**Problem to solve**:
Every line holding the string "page" should be gathered.

Start of Data shown

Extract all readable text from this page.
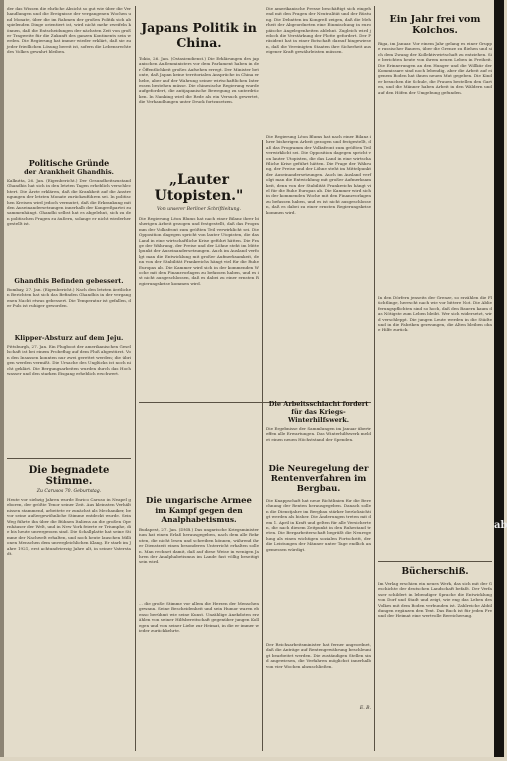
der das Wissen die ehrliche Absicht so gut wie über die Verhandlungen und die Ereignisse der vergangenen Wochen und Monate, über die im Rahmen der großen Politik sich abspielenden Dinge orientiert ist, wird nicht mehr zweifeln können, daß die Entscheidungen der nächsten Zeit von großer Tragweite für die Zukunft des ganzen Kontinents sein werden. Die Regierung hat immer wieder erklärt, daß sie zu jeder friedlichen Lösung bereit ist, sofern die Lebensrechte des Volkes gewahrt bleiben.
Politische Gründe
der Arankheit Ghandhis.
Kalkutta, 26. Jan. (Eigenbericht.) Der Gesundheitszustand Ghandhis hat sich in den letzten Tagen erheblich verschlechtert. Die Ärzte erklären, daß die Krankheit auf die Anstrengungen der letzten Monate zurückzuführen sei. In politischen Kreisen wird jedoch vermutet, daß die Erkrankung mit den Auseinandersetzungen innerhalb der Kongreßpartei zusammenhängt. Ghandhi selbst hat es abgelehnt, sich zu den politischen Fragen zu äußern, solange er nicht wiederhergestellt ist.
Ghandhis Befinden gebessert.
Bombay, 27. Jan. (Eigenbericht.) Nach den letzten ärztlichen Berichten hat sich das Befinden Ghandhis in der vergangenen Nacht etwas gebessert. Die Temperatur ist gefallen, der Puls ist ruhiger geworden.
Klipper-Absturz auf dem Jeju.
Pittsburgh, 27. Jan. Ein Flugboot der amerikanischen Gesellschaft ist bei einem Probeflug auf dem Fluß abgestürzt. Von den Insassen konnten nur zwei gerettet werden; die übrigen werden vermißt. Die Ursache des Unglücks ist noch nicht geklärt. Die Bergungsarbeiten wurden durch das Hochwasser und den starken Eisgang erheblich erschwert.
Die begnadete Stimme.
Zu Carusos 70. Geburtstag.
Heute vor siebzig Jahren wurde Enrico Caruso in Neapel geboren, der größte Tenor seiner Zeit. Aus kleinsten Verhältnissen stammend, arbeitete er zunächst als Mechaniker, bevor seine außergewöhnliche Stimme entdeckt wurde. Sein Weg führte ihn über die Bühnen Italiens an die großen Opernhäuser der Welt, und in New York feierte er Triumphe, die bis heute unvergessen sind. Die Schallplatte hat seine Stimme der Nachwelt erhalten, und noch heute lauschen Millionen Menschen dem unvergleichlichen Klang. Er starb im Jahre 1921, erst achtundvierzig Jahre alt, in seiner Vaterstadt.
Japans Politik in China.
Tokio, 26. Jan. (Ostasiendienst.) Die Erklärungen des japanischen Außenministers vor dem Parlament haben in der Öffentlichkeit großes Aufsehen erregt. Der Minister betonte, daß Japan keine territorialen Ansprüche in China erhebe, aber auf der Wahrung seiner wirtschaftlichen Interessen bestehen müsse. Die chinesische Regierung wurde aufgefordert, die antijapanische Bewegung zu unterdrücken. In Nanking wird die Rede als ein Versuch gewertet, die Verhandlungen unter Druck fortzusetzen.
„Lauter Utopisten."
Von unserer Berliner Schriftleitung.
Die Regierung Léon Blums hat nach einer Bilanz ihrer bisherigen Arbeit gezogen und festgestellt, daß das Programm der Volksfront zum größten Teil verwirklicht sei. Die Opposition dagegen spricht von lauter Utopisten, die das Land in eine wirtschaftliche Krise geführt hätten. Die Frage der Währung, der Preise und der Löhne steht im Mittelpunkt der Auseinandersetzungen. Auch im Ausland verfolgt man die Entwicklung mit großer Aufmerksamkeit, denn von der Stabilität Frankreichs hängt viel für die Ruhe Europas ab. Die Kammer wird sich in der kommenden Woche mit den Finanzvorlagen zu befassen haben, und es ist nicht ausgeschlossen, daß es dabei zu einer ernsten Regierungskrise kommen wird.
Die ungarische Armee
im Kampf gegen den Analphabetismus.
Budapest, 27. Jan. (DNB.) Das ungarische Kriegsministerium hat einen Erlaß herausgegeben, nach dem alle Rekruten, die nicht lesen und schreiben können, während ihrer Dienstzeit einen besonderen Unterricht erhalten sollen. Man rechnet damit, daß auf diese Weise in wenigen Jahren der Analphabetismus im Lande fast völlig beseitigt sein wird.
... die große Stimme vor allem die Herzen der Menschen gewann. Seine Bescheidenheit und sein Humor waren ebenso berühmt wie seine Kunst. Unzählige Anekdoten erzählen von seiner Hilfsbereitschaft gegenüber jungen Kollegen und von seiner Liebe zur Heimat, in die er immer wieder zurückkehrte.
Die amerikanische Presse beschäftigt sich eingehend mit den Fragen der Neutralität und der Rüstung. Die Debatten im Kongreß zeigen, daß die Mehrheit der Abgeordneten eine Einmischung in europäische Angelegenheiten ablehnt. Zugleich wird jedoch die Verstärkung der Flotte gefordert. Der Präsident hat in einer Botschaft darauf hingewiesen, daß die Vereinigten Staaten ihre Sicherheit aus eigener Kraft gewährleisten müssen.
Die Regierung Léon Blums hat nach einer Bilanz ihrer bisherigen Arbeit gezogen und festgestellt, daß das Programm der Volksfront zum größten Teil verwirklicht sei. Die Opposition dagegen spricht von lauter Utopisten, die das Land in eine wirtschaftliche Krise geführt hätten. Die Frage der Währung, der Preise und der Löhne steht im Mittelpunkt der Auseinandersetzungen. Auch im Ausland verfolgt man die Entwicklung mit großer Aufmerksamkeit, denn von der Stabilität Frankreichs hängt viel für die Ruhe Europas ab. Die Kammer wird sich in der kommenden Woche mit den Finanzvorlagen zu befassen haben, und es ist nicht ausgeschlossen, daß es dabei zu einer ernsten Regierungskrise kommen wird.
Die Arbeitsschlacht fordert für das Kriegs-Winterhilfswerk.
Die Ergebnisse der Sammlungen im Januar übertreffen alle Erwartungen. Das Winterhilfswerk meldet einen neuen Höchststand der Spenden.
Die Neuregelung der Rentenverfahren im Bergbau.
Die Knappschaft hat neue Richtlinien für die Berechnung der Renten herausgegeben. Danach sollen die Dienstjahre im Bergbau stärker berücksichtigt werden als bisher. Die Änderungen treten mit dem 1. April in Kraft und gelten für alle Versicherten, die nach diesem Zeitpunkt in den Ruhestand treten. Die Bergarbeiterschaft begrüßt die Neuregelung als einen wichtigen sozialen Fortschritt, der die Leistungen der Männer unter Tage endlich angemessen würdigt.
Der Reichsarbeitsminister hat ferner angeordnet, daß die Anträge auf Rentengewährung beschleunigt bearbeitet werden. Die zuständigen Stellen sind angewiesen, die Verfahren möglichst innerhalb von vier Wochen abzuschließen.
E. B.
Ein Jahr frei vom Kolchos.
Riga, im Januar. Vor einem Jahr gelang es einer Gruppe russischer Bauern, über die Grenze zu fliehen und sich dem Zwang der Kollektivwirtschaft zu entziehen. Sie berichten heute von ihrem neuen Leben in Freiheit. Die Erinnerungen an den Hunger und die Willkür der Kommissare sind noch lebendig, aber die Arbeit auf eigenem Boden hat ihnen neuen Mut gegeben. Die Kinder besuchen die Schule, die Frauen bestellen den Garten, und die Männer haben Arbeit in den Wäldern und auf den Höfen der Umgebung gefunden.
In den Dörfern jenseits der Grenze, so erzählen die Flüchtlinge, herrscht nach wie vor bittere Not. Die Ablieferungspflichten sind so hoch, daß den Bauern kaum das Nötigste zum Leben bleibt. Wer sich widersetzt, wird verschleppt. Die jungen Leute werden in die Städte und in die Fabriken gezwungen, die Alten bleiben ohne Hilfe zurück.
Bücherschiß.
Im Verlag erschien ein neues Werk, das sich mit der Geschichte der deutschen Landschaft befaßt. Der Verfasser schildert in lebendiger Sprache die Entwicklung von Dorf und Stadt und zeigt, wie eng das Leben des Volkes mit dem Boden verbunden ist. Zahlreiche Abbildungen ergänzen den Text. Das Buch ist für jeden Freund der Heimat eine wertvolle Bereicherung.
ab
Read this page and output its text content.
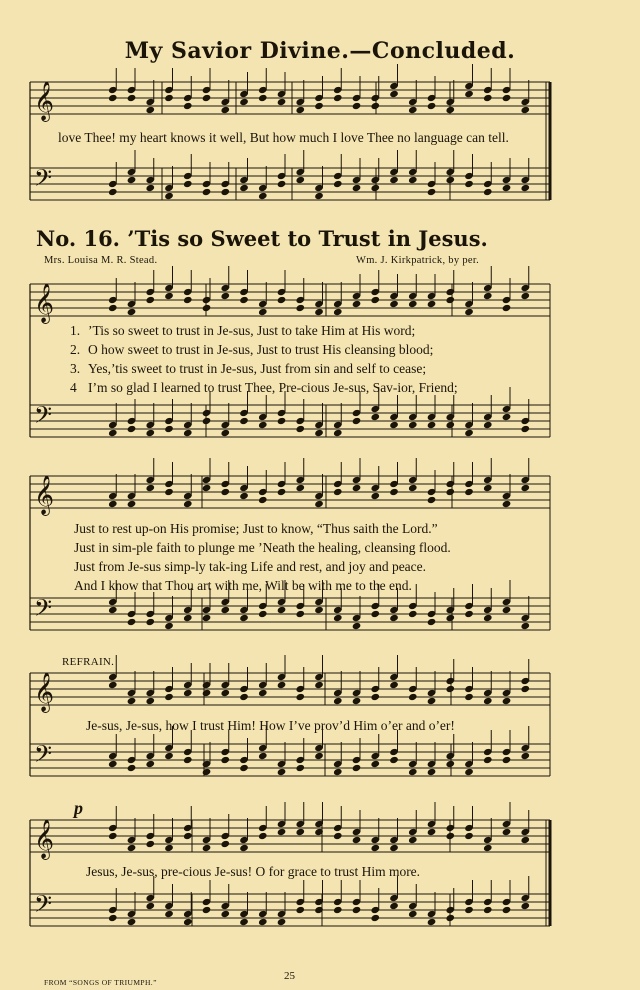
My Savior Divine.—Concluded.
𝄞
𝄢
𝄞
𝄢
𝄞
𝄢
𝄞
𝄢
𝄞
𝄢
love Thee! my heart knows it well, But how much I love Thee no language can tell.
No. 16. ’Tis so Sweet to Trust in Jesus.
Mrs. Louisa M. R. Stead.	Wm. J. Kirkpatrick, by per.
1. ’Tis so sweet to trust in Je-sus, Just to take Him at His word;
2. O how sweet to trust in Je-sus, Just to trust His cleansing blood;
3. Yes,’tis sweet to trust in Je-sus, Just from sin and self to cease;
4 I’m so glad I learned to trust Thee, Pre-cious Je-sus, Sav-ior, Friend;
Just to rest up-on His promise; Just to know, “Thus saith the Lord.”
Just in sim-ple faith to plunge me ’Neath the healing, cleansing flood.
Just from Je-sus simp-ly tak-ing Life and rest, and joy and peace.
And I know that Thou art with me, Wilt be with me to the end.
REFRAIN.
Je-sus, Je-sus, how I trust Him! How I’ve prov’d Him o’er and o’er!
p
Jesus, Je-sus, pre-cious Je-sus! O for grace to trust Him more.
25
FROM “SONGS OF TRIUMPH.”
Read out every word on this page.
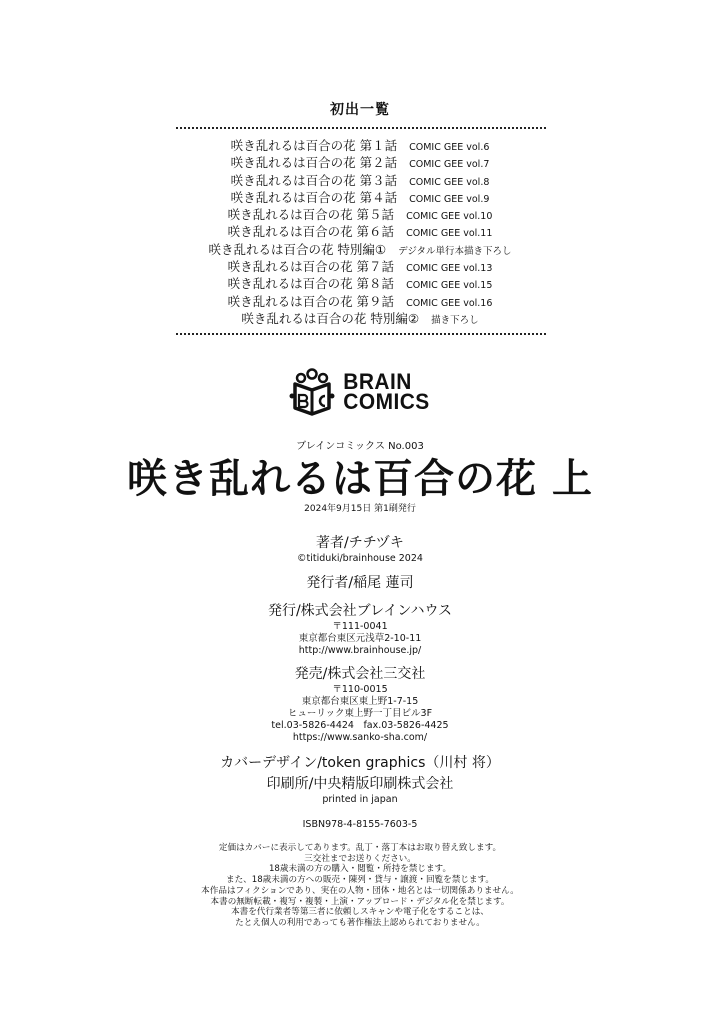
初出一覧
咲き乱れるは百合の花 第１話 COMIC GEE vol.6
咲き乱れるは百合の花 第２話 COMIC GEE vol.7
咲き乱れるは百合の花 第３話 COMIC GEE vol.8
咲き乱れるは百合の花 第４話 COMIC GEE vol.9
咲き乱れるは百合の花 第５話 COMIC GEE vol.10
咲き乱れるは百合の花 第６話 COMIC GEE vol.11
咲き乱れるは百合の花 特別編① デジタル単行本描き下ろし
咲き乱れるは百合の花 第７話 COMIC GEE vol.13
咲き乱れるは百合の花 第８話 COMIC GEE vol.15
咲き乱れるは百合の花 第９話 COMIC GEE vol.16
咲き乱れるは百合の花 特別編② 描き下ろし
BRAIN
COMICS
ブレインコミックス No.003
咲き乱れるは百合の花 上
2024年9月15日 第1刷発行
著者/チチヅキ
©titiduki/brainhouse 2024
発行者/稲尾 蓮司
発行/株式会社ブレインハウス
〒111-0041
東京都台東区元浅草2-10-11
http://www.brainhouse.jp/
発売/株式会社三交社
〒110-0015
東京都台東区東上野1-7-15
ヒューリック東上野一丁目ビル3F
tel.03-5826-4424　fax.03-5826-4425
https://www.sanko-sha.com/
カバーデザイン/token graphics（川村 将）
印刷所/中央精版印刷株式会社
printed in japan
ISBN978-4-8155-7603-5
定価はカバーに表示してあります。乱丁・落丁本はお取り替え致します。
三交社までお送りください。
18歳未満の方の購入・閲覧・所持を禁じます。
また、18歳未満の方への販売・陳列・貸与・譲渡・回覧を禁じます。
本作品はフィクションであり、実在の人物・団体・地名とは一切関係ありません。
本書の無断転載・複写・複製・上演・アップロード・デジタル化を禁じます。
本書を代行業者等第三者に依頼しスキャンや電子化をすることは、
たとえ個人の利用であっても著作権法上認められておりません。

End of Data shown

**Exercise output**:
Extract all readable text from this page.
Read this page and output its text content.
Read out every word on this page.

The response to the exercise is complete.